+++ Record set

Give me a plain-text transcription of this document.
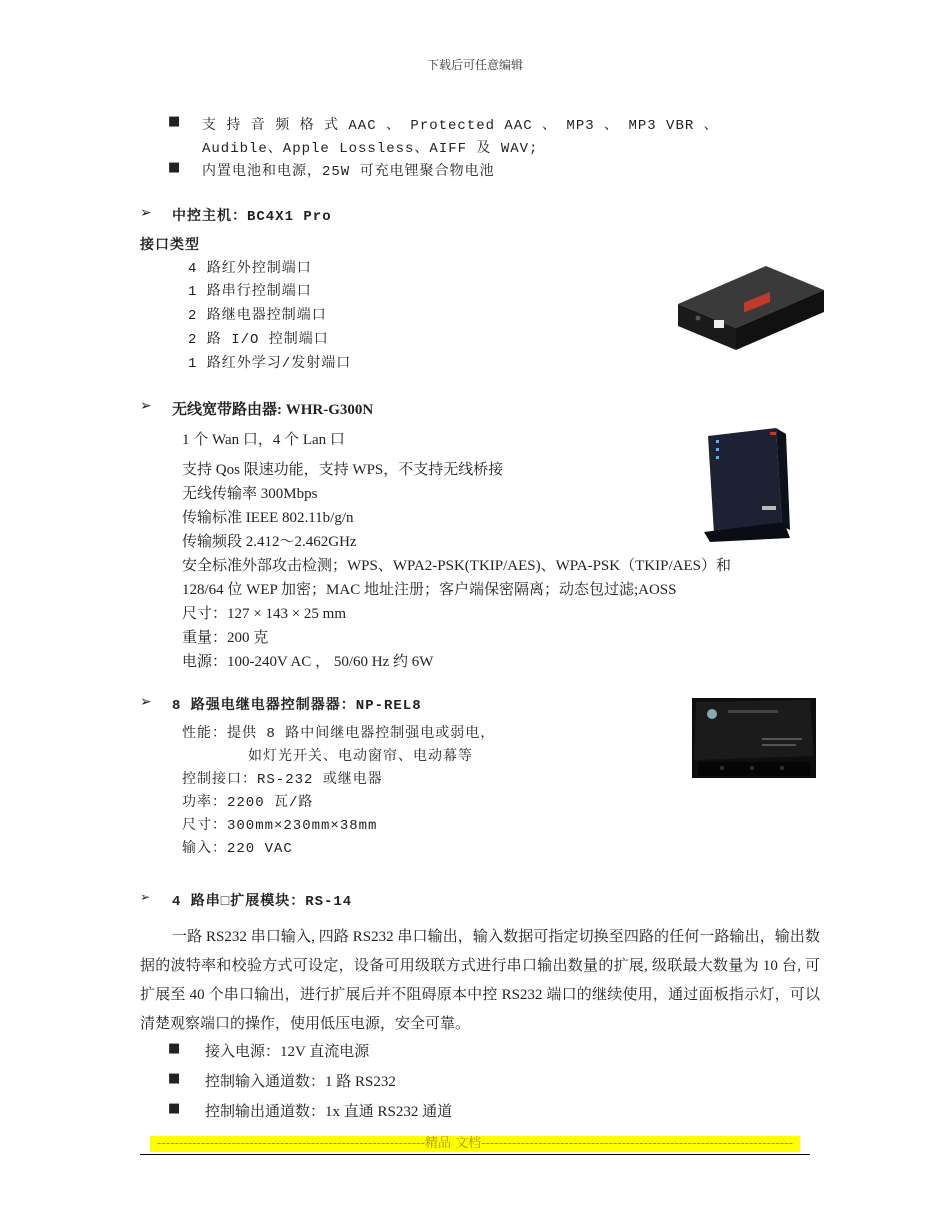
下载后可任意编辑
■ 支 持 音 频 格 式 AAC 、 Protected AAC 、 MP3 、 MP3 VBR 、
Audible、Apple Lossless、AIFF 及 WAV;
■ 内置电池和电源，25W 可充电锂聚合物电池
➢ 中控主机：BC4X1 Pro
接口类型
4 路红外控制端口
1 路串行控制端口
2 路继电器控制端口
2 路 I/O 控制端口
1 路红外学习/发射端口
➢ 无线宽带路由器: WHR-G300N
1 个 Wan 口，4 个 Lan 口
支持 Qos 限速功能，支持 WPS，不支持无线桥接
无线传输率 300Mbps
传输标准 IEEE 802.11b/g/n
传输频段 2.412～2.462GHz
安全标准外部攻击检测；WPS、WPA2-PSK(TKIP/AES)、WPA-PSK（TKIP/AES）和
128/64 位 WEP 加密；MAC 地址注册；客户端保密隔离；动态包过滤;AOSS
尺寸：127 × 143 × 25 mm
重量：200 克
电源：100-240V AC ， 50/60 Hz 约 6W
➢ 8 路强电继电器控制器器：NP-REL8
性能：提供 8 路中间继电器控制强电或弱电，
如灯光开关、电动窗帘、电动幕等
控制接口：RS-232 或继电器
功率：2200 瓦/路
尺寸：300mm×230mm×38mm
输入：220 VAC
➢ 4 路串□扩展模块：RS-14
一路 RS232 串口输入, 四路 RS232 串口输出，输入数据可指定切换至四路的任何一路输出，输出数据的波特率和校验方式可设定，设备可用级联方式进行串口输出数量的扩展, 级联最大数量为 10 台, 可扩展至 40 个串口输出，进行扩展后并不阻碍原本中控 RS232 端口的继续使用，通过面板指示灯，可以清楚观察端口的操作，使用低压电源，安全可靠。
■ 接入电源：12V 直流电源
■ 控制输入通道数：1 路 RS232
■ 控制输出通道数：1x 直通 RS232 通道
-------------------------------------------------------------精品 文档-----------------------------------------------------------------------
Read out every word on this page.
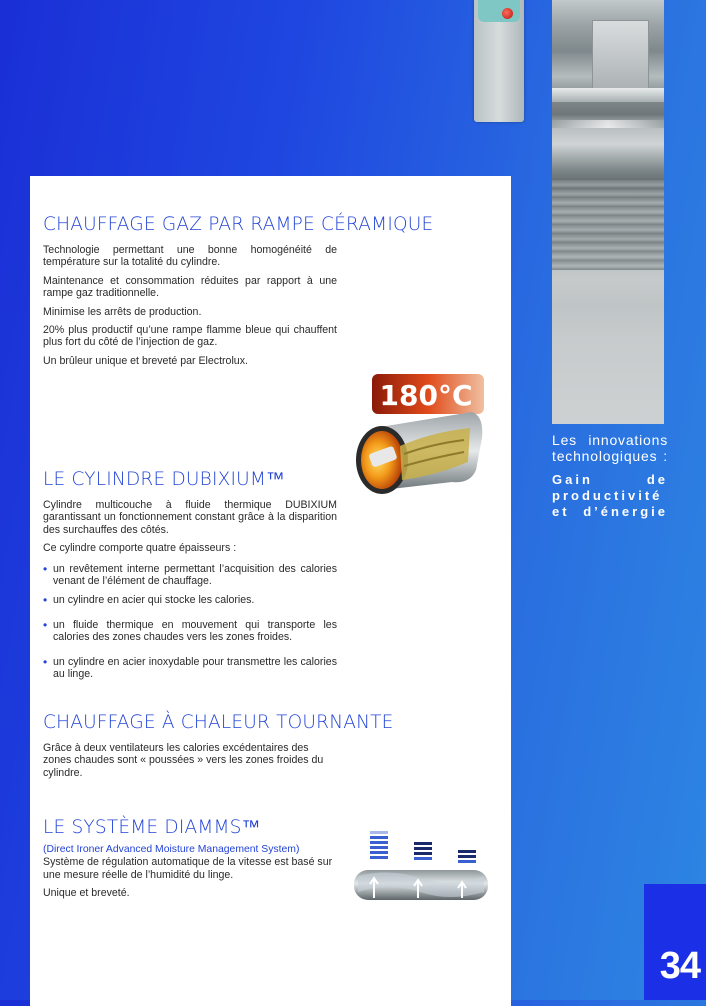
CHAUFFAGE GAZ PAR RAMPE CÉRAMIQUE

Technologie permettant une bonne homogénéité de température sur la totalité du cylindre.

Maintenance et consommation réduites par rapport à une rampe gaz traditionnelle.

Minimise les arrêts de production.

20% plus productif qu’une rampe flamme bleue qui chauffent plus fort du côté de l’injection de gaz.

Un brûleur unique et breveté par Electrolux.

180°C
LE CYLINDRE DUBIXIUM™

Cylindre multicouche à fluide thermique DUBIXIUM garantissant un fonctionnement constant grâce à la disparition des surchauffes des côtés.

Ce cylindre comporte quatre épaisseurs :

• un revêtement interne permettant l’acquisition des calories venant de l’élément de chauffage.
• un cylindre en acier qui stocke les calories.
• un fluide thermique en mouvement qui transporte les calories des zones chaudes vers les zones froides.
• un cylindre en acier inoxydable pour transmettre les calories au linge.
CHAUFFAGE À CHALEUR TOURNANTE

Grâce à deux ventilateurs les calories excédentaires des zones chaudes sont « poussées » vers les zones froides du cylindre.

LE SYSTÈME DIAMMS™

(Direct Ironer Advanced Moisture Management System)

Système de régulation automatique de la vitesse est basé sur une mesure réelle de l’humidité du linge.

Unique et breveté.

Les innovations
technologiques :
Gain de
productivité
et d’énergie
34
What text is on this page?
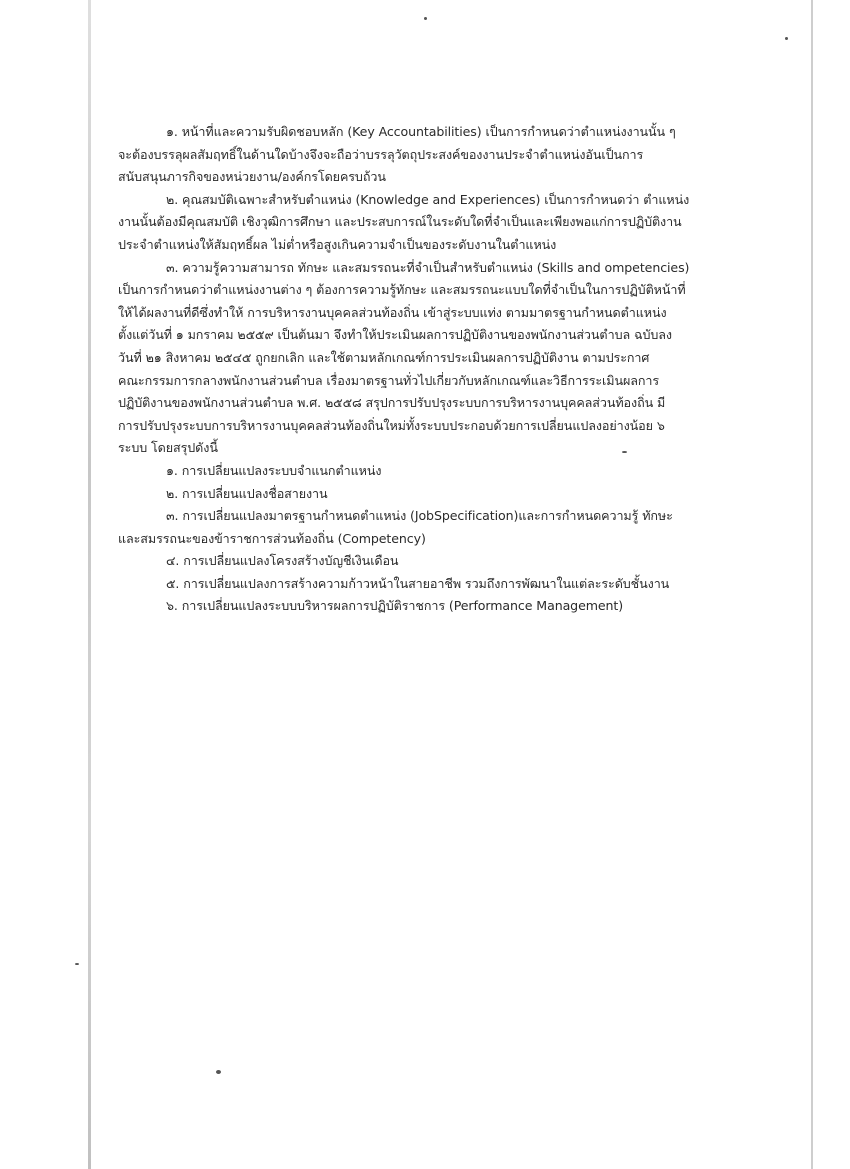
๑. หน้าที่และความรับผิดชอบหลัก (Key Accountabilities) เป็นการกำหนดว่าตำแหน่งงานนั้น ๆ
จะต้องบรรลุผลสัมฤทธิ์ในด้านใดบ้างจึงจะถือว่าบรรลุวัตถุประสงค์ของงานประจำตำแหน่งอันเป็นการ
สนับสนุนภารกิจของหน่วยงาน/องค์กรโดยครบถ้วน
๒. คุณสมบัติเฉพาะสำหรับตำแหน่ง (Knowledge and Experiences) เป็นการกำหนดว่า ตำแหน่ง
งานนั้นต้องมีคุณสมบัติ เชิงวุฒิการศึกษา และประสบการณ์ในระดับใดที่จำเป็นและเพียงพอแก่การปฏิบัติงาน
ประจำตำแหน่งให้สัมฤทธิ์ผล ไม่ต่ำหรือสูงเกินความจำเป็นของระดับงานในตำแหน่ง
๓. ความรู้ความสามารถ ทักษะ และสมรรถนะที่จำเป็นสำหรับตำแหน่ง (Skills and ompetencies)
เป็นการกำหนดว่าตำแหน่งงานต่าง ๆ ต้องการความรู้ทักษะ และสมรรถนะแบบใดที่จำเป็นในการปฏิบัติหน้าที่
ให้ได้ผลงานที่ดีซึ่งทำให้ การบริหารงานบุคคลส่วนท้องถิ่น เข้าสู่ระบบแท่ง ตามมาตรฐานกำหนดตำแหน่ง
ตั้งแต่วันที่ ๑ มกราคม ๒๕๕๙ เป็นต้นมา จึงทำให้ประเมินผลการปฏิบัติงานของพนักงานส่วนตำบล ฉบับลง
วันที่ ๒๑ สิงหาคม ๒๕๔๕ ถูกยกเลิก และใช้ตามหลักเกณฑ์การประเมินผลการปฏิบัติงาน ตามประกาศ
คณะกรรมการกลางพนักงานส่วนตำบล เรื่องมาตรฐานทั่วไปเกี่ยวกับหลักเกณฑ์และวิธีการระเมินผลการ
ปฏิบัติงานของพนักงานส่วนตำบล พ.ศ. ๒๕๕๘ สรุปการปรับปรุงระบบการบริหารงานบุคคลส่วนท้องถิ่น มี
การปรับปรุงระบบการบริหารงานบุคคลส่วนท้องถิ่นใหม่ทั้งระบบประกอบด้วยการเปลี่ยนแปลงอย่างน้อย ๖
ระบบ โดยสรุปดังนี้
๑. การเปลี่ยนแปลงระบบจำแนกตำแหน่ง
๒. การเปลี่ยนแปลงชื่อสายงาน
๓. การเปลี่ยนแปลงมาตรฐานกำหนดตำแหน่ง (JobSpecification)และการกำหนดความรู้ ทักษะ
และสมรรถนะของข้าราชการส่วนท้องถิ่น (Competency)
๔. การเปลี่ยนแปลงโครงสร้างบัญชีเงินเดือน
๕. การเปลี่ยนแปลงการสร้างความก้าวหน้าในสายอาชีพ รวมถึงการพัฒนาในแต่ละระดับชั้นงาน
๖. การเปลี่ยนแปลงระบบบริหารผลการปฏิบัติราชการ (Performance Management)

++++++

Repeat each record exactly, with the pictures left out.

→ **Complete response**
Give me a plain-text transcription of this document.
下载后可任意编辑
■ 支 持 音 频 格 式 AAC 、 Protected AAC 、 MP3 、 MP3 VBR 、
Audible、Apple Lossless、AIFF 及 WAV;
■ 内置电池和电源，25W 可充电锂聚合物电池
➢ 中控主机：BC4X1 Pro
接口类型
4 路红外控制端口
1 路串行控制端口
2 路继电器控制端口
2 路 I/O 控制端口
1 路红外学习/发射端口
➢ 无线宽带路由器: WHR-G300N
1 个 Wan 口，4 个 Lan 口
支持 Qos 限速功能，支持 WPS，不支持无线桥接
无线传输率 300Mbps
传输标准 IEEE 802.11b/g/n
传输频段 2.412～2.462GHz
安全标准外部攻击检测；WPS、WPA2-PSK(TKIP/AES)、WPA-PSK（TKIP/AES）和
128/64 位 WEP 加密；MAC 地址注册；客户端保密隔离；动态包过滤;AOSS
尺寸：127 × 143 × 25 mm
重量：200 克
电源：100-240V AC ， 50/60 Hz 约 6W
➢ 8 路强电继电器控制器器：NP-REL8
性能：提供 8 路中间继电器控制强电或弱电，
如灯光开关、电动窗帘、电动幕等
控制接口：RS-232 或继电器
功率：2200 瓦/路
尺寸：300mm×230mm×38mm
输入：220 VAC
➢ 4 路串□扩展模块：RS-14
一路 RS232 串口输入, 四路 RS232 串口输出，输入数据可指定切换至四路的任何一路输出，输出数据的波特率和校验方式可设定，设备可用级联方式进行串口输出数量的扩展, 级联最大数量为 10 台, 可扩展至 40 个串口输出，进行扩展后并不阻碍原本中控 RS232 端口的继续使用，通过面板指示灯，可以清楚观察端口的操作，使用低压电源，安全可靠。
■ 接入电源：12V 直流电源
■ 控制输入通道数：1 路 RS232
■ 控制输出通道数：1x 直通 RS232 通道
-------------------------------------------------------------精品 文档-----------------------------------------------------------------------
Read out every word on this page.
CHAUFFAGE GAZ PAR RAMPE CÉRAMIQUE

Technologie permettant une bonne homogénéité de température sur la totalité du cylindre.

Maintenance et consommation réduites par rapport à une rampe gaz traditionnelle.

Minimise les arrêts de production.

20% plus productif qu’une rampe flamme bleue qui chauffent plus fort du côté de l’injection de gaz.

Un brûleur unique et breveté par Electrolux.

180°C
LE CYLINDRE DUBIXIUM™

Cylindre multicouche à fluide thermique DUBIXIUM garantissant un fonctionnement constant grâce à la disparition des surchauffes des côtés.

Ce cylindre comporte quatre épaisseurs :

• un revêtement interne permettant l’acquisition des calories venant de l’élément de chauffage.
• un cylindre en acier qui stocke les calories.
• un fluide thermique en mouvement qui transporte les calories des zones chaudes vers les zones froides.
• un cylindre en acier inoxydable pour transmettre les calories au linge.
CHAUFFAGE À CHALEUR TOURNANTE

Grâce à deux ventilateurs les calories excédentaires des zones chaudes sont « poussées » vers les zones froides du cylindre.

LE SYSTÈME DIAMMS™

(Direct Ironer Advanced Moisture Management System)

Système de régulation automatique de la vitesse est basé sur une mesure réelle de l’humidité du linge.

Unique et breveté.

Les innovations
technologiques :
Gain de
productivité
et d’énergie
34
What text is on this page?
๑. หน้าที่และความรับผิดชอบหลัก (Key Accountabilities) เป็นการกำหนดว่าตำแหน่งงานนั้น ๆ
จะต้องบรรลุผลสัมฤทธิ์ในด้านใดบ้างจึงจะถือว่าบรรลุวัตถุประสงค์ของงานประจำตำแหน่งอันเป็นการ
สนับสนุนภารกิจของหน่วยงาน/องค์กรโดยครบถ้วน
๒. คุณสมบัติเฉพาะสำหรับตำแหน่ง (Knowledge and Experiences) เป็นการกำหนดว่า ตำแหน่ง
งานนั้นต้องมีคุณสมบัติ เชิงวุฒิการศึกษา และประสบการณ์ในระดับใดที่จำเป็นและเพียงพอแก่การปฏิบัติงาน
ประจำตำแหน่งให้สัมฤทธิ์ผล ไม่ต่ำหรือสูงเกินความจำเป็นของระดับงานในตำแหน่ง
๓. ความรู้ความสามารถ ทักษะ และสมรรถนะที่จำเป็นสำหรับตำแหน่ง (Skills and ompetencies)
เป็นการกำหนดว่าตำแหน่งงานต่าง ๆ ต้องการความรู้ทักษะ และสมรรถนะแบบใดที่จำเป็นในการปฏิบัติหน้าที่
ให้ได้ผลงานที่ดีซึ่งทำให้ การบริหารงานบุคคลส่วนท้องถิ่น เข้าสู่ระบบแท่ง ตามมาตรฐานกำหนดตำแหน่ง
ตั้งแต่วันที่ ๑ มกราคม ๒๕๕๙ เป็นต้นมา จึงทำให้ประเมินผลการปฏิบัติงานของพนักงานส่วนตำบล ฉบับลง
วันที่ ๒๑ สิงหาคม ๒๕๔๕ ถูกยกเลิก และใช้ตามหลักเกณฑ์การประเมินผลการปฏิบัติงาน ตามประกาศ
คณะกรรมการกลางพนักงานส่วนตำบล เรื่องมาตรฐานทั่วไปเกี่ยวกับหลักเกณฑ์และวิธีการระเมินผลการ
ปฏิบัติงานของพนักงานส่วนตำบล พ.ศ. ๒๕๕๘ สรุปการปรับปรุงระบบการบริหารงานบุคคลส่วนท้องถิ่น มี
การปรับปรุงระบบการบริหารงานบุคคลส่วนท้องถิ่นใหม่ทั้งระบบประกอบด้วยการเปลี่ยนแปลงอย่างน้อย ๖
ระบบ โดยสรุปดังนี้
๑. การเปลี่ยนแปลงระบบจำแนกตำแหน่ง
๒. การเปลี่ยนแปลงชื่อสายงาน
๓. การเปลี่ยนแปลงมาตรฐานกำหนดตำแหน่ง (JobSpecification)และการกำหนดความรู้ ทักษะ
และสมรรถนะของข้าราชการส่วนท้องถิ่น (Competency)
๔. การเปลี่ยนแปลงโครงสร้างบัญชีเงินเดือน
๕. การเปลี่ยนแปลงการสร้างความก้าวหน้าในสายอาชีพ รวมถึงการพัฒนาในแต่ละระดับชั้นงาน
๖. การเปลี่ยนแปลงระบบบริหารผลการปฏิบัติราชการ (Performance Management)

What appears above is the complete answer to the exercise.